▶ [Instructions for the task] Quote only the lines from the one containing "Output a JSON" through the final line, both included, and omit the pictures.

Data records:
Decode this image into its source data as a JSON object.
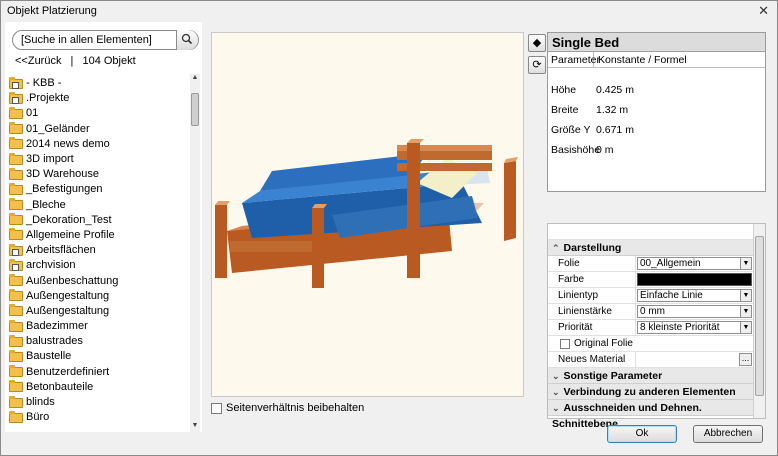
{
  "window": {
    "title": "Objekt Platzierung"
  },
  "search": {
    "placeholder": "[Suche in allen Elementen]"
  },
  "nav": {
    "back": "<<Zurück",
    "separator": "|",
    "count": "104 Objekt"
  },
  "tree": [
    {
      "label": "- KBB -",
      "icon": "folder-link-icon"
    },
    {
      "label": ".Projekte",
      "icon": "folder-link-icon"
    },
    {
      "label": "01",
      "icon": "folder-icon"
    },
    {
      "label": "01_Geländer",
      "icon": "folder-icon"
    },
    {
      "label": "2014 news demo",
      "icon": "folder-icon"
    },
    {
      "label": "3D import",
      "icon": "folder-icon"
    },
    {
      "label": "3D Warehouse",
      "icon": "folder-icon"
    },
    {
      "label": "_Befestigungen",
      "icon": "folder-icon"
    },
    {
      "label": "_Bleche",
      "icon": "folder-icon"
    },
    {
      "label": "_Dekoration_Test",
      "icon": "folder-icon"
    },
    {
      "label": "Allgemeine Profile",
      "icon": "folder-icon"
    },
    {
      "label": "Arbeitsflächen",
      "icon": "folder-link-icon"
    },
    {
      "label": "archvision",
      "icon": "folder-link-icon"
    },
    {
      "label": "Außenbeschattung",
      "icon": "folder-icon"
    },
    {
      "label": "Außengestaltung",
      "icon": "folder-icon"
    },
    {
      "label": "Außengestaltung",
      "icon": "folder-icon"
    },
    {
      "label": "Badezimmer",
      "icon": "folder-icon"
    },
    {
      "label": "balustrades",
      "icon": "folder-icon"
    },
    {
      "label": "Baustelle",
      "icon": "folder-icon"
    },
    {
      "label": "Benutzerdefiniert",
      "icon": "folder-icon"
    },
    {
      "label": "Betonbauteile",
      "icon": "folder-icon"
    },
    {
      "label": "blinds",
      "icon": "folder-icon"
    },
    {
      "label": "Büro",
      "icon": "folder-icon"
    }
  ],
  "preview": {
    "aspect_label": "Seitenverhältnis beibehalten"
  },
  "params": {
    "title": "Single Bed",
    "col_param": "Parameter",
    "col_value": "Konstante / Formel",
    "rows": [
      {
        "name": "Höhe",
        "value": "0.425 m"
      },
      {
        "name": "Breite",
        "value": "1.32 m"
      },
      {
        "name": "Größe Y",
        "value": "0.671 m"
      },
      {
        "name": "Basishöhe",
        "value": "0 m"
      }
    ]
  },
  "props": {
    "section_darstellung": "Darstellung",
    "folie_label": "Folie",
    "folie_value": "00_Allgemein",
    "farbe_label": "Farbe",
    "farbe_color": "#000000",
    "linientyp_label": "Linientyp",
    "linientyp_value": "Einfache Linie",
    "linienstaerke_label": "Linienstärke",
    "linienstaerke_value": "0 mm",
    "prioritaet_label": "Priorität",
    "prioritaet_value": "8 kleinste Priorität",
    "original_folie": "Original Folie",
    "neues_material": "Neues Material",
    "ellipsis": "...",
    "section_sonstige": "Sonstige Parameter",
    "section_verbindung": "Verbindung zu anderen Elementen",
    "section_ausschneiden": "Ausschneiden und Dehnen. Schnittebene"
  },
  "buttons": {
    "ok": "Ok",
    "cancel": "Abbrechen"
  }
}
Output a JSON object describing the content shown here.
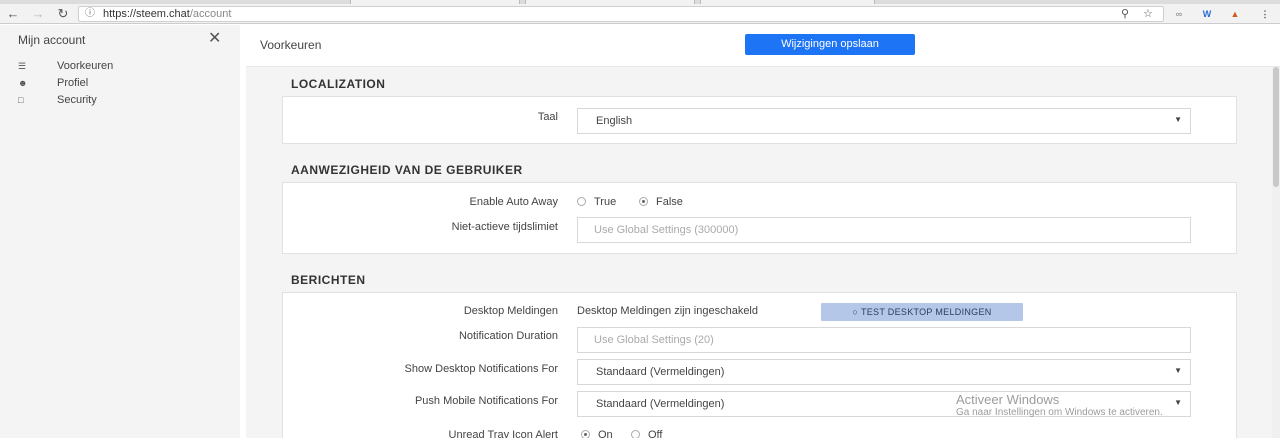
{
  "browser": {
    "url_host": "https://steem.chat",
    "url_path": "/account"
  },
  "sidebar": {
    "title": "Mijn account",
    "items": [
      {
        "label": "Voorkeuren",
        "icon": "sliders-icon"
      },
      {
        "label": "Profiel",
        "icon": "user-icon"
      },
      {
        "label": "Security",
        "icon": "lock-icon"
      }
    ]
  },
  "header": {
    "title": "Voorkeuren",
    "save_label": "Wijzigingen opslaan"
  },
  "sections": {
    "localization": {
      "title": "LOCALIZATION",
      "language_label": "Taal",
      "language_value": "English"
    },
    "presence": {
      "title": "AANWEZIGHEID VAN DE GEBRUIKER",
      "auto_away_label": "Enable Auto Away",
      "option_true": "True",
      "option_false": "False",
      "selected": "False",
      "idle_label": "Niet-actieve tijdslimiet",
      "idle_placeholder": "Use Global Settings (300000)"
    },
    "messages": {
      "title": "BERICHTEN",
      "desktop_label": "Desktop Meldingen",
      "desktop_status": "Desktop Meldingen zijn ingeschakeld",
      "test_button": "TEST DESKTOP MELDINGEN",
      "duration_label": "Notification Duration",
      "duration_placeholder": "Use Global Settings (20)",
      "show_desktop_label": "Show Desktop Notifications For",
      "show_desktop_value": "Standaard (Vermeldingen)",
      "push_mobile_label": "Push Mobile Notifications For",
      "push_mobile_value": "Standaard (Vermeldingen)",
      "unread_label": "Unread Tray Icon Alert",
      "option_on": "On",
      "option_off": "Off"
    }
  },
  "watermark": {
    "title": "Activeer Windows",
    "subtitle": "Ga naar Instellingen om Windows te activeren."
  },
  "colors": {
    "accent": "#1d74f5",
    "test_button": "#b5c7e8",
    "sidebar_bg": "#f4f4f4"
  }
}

▶ [Exercise answer]
Output a JSON object describing the content shown here.
{
  "browser": {
    "url_host": "https://steem.chat",
    "url_path": "/account"
  },
  "sidebar": {
    "title": "Mijn account",
    "items": [
      {
        "label": "Voorkeuren",
        "icon": "sliders-icon"
      },
      {
        "label": "Profiel",
        "icon": "user-icon"
      },
      {
        "label": "Security",
        "icon": "lock-icon"
      }
    ]
  },
  "header": {
    "title": "Voorkeuren",
    "save_label": "Wijzigingen opslaan"
  },
  "sections": {
    "localization": {
      "title": "LOCALIZATION",
      "language_label": "Taal",
      "language_value": "English"
    },
    "presence": {
      "title": "AANWEZIGHEID VAN DE GEBRUIKER",
      "auto_away_label": "Enable Auto Away",
      "option_true": "True",
      "option_false": "False",
      "selected": "False",
      "idle_label": "Niet-actieve tijdslimiet",
      "idle_placeholder": "Use Global Settings (300000)"
    },
    "messages": {
      "title": "BERICHTEN",
      "desktop_label": "Desktop Meldingen",
      "desktop_status": "Desktop Meldingen zijn ingeschakeld",
      "test_button": "TEST DESKTOP MELDINGEN",
      "duration_label": "Notification Duration",
      "duration_placeholder": "Use Global Settings (20)",
      "show_desktop_label": "Show Desktop Notifications For",
      "show_desktop_value": "Standaard (Vermeldingen)",
      "push_mobile_label": "Push Mobile Notifications For",
      "push_mobile_value": "Standaard (Vermeldingen)",
      "unread_label": "Unread Tray Icon Alert",
      "option_on": "On",
      "option_off": "Off"
    }
  },
  "watermark": {
    "title": "Activeer Windows",
    "subtitle": "Ga naar Instellingen om Windows te activeren."
  },
  "colors": {
    "accent": "#1d74f5",
    "test_button": "#b5c7e8",
    "sidebar_bg": "#f4f4f4"
  }
}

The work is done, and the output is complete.